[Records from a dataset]
::::

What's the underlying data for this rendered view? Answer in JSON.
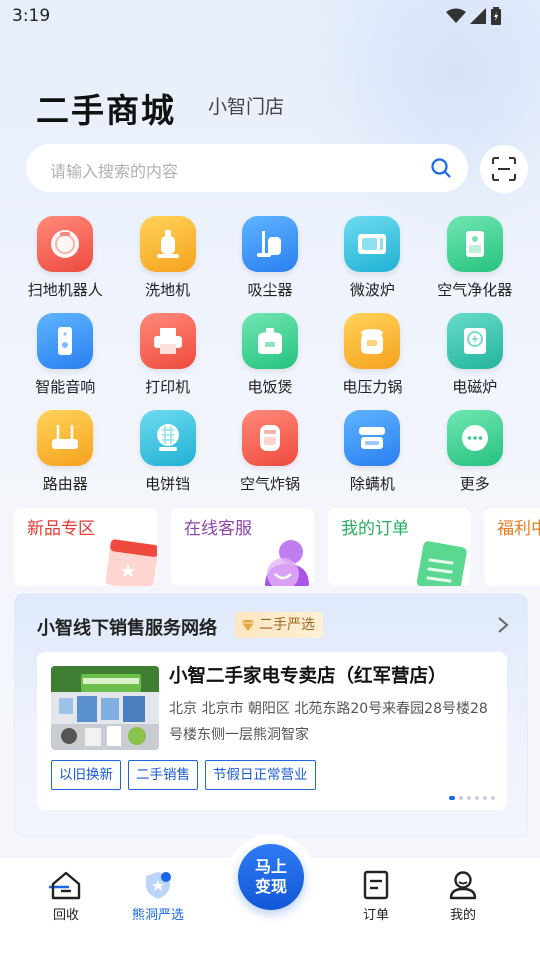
{
  "status": {
    "time": "3:19"
  },
  "header": {
    "title": "二手商城",
    "store": "小智门店"
  },
  "search": {
    "placeholder": "请输入搜索的内容"
  },
  "categories": [
    [
      {
        "label": "扫地机器人",
        "icon": "robot-vacuum-icon",
        "color": "#f0574a"
      },
      {
        "label": "洗地机",
        "icon": "floor-washer-icon",
        "color": "#f9a825"
      },
      {
        "label": "吸尘器",
        "icon": "vacuum-cleaner-icon",
        "color": "#2f8cf0"
      },
      {
        "label": "微波炉",
        "icon": "microwave-icon",
        "color": "#29b6d6"
      },
      {
        "label": "空气净化器",
        "icon": "air-purifier-icon",
        "color": "#2fc787"
      }
    ],
    [
      {
        "label": "智能音响",
        "icon": "smart-speaker-icon",
        "color": "#2f8cf0"
      },
      {
        "label": "打印机",
        "icon": "printer-icon",
        "color": "#f0574a"
      },
      {
        "label": "电饭煲",
        "icon": "rice-cooker-icon",
        "color": "#2fc787"
      },
      {
        "label": "电压力锅",
        "icon": "pressure-cooker-icon",
        "color": "#f9a825"
      },
      {
        "label": "电磁炉",
        "icon": "induction-cooker-icon",
        "color": "#29b6a8"
      }
    ],
    [
      {
        "label": "路由器",
        "icon": "router-icon",
        "color": "#f9a825"
      },
      {
        "label": "电饼铛",
        "icon": "electric-pan-icon",
        "color": "#29b6d6"
      },
      {
        "label": "空气炸锅",
        "icon": "air-fryer-icon",
        "color": "#f0574a"
      },
      {
        "label": "除螨机",
        "icon": "mite-remover-icon",
        "color": "#2f8cf0"
      },
      {
        "label": "更多",
        "icon": "more-icon",
        "color": "#2fc787"
      }
    ]
  ],
  "promos": [
    {
      "label": "新品专区",
      "color": "#e53935"
    },
    {
      "label": "在线客服",
      "color": "#8e44ad"
    },
    {
      "label": "我的订单",
      "color": "#27ae60"
    },
    {
      "label": "福利中心",
      "color": "#e67e22"
    }
  ],
  "network": {
    "title": "小智线下销售服务网络",
    "badge": "二手严选",
    "store": {
      "name": "小智二手家电专卖店（红军营店）",
      "address": "北京 北京市 朝阳区 北苑东路20号来春园28号楼28号楼东侧一层熊洞智家",
      "tags": [
        "以旧换新",
        "二手销售",
        "节假日正常营业"
      ]
    }
  },
  "nav": {
    "home": "回收",
    "select": "熊洞严选",
    "center_line1": "马上",
    "center_line2": "变现",
    "orders": "订单",
    "mine": "我的"
  },
  "colors": {
    "accent": "#1a66e8"
  }
}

::::

■ WRITTEN REQUEST
Count the lines of the material that include the word "cooker", then report only the total.

■ TASK OUTPUT
3